Transcribe the records that follow exactly. Skip the pictures.

— Start of Records for the task —

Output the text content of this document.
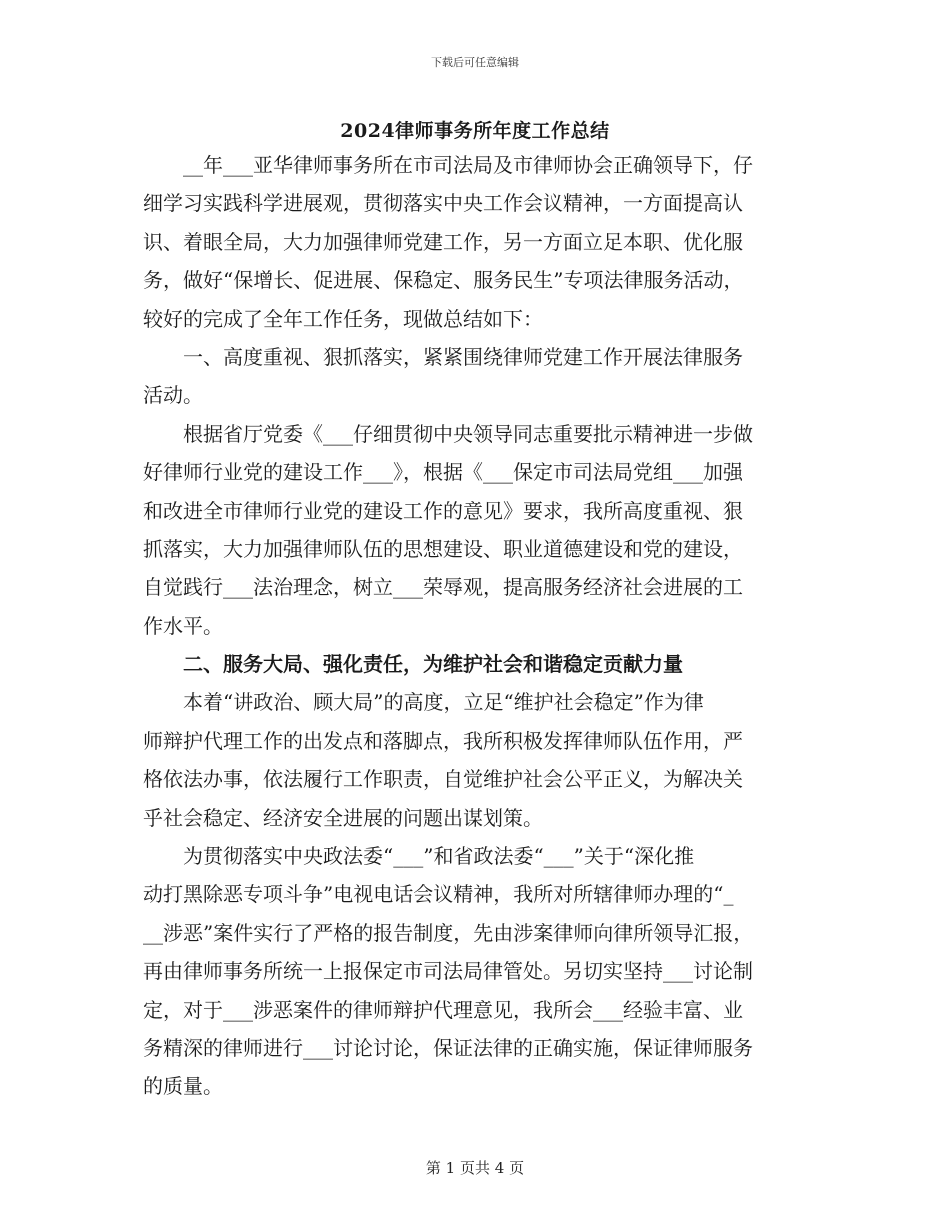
下载后可任意编辑
2024律师事务所年度工作总结
__年___亚华律师事务所在市司法局及市律师协会正确领导下，仔
细学习实践科学进展观，贯彻落实中央工作会议精神，一方面提高认
识、着眼全局，大力加强律师党建工作，另一方面立足本职、优化服
务，做好“保增长、促进展、保稳定、服务民生”专项法律服务活动，
较好的完成了全年工作任务，现做总结如下：
一、高度重视、狠抓落实，紧紧围绕律师党建工作开展法律服务
活动。
根据省厅党委《___仔细贯彻中央领导同志重要批示精神进一步做
好律师行业党的建设工作___》，根据《___保定市司法局党组___加强
和改进全市律师行业党的建设工作的意见》要求，我所高度重视、狠
抓落实，大力加强律师队伍的思想建设、职业道德建设和党的建设，
自觉践行___法治理念，树立___荣辱观，提高服务经济社会进展的工
作水平。
二、服务大局、强化责任，为维护社会和谐稳定贡献力量
本着“讲政治、顾大局”的高度，立足“维护社会稳定”作为律
师辩护代理工作的出发点和落脚点，我所积极发挥律师队伍作用，严
格依法办事，依法履行工作职责，自觉维护社会公平正义，为解决关
乎社会稳定、经济安全进展的问题出谋划策。
为贯彻落实中央政法委“___”和省政法委“___”关于“深化推
动打黑除恶专项斗争”电视电话会议精神，我所对所辖律师办理的“_
__涉恶”案件实行了严格的报告制度，先由涉案律师向律所领导汇报，
再由律师事务所统一上报保定市司法局律管处。另切实坚持___讨论制
定，对于___涉恶案件的律师辩护代理意见，我所会___经验丰富、业
务精深的律师进行___讨论讨论，保证法律的正确实施，保证律师服务
的质量。
第 1 页共 4 页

— End of Records for the task —

**Exercise response:**
Output the text content of this document.
下载后可任意编辑
2024律师事务所年度工作总结
__年___亚华律师事务所在市司法局及市律师协会正确领导下，仔
细学习实践科学进展观，贯彻落实中央工作会议精神，一方面提高认
识、着眼全局，大力加强律师党建工作，另一方面立足本职、优化服
务，做好“保增长、促进展、保稳定、服务民生”专项法律服务活动，
较好的完成了全年工作任务，现做总结如下：
一、高度重视、狠抓落实，紧紧围绕律师党建工作开展法律服务
活动。
根据省厅党委《___仔细贯彻中央领导同志重要批示精神进一步做
好律师行业党的建设工作___》，根据《___保定市司法局党组___加强
和改进全市律师行业党的建设工作的意见》要求，我所高度重视、狠
抓落实，大力加强律师队伍的思想建设、职业道德建设和党的建设，
自觉践行___法治理念，树立___荣辱观，提高服务经济社会进展的工
作水平。
二、服务大局、强化责任，为维护社会和谐稳定贡献力量
本着“讲政治、顾大局”的高度，立足“维护社会稳定”作为律
师辩护代理工作的出发点和落脚点，我所积极发挥律师队伍作用，严
格依法办事，依法履行工作职责，自觉维护社会公平正义，为解决关
乎社会稳定、经济安全进展的问题出谋划策。
为贯彻落实中央政法委“___”和省政法委“___”关于“深化推
动打黑除恶专项斗争”电视电话会议精神，我所对所辖律师办理的“_
__涉恶”案件实行了严格的报告制度，先由涉案律师向律所领导汇报，
再由律师事务所统一上报保定市司法局律管处。另切实坚持___讨论制
定，对于___涉恶案件的律师辩护代理意见，我所会___经验丰富、业
务精深的律师进行___讨论讨论，保证法律的正确实施，保证律师服务
的质量。
第 1 页共 4 页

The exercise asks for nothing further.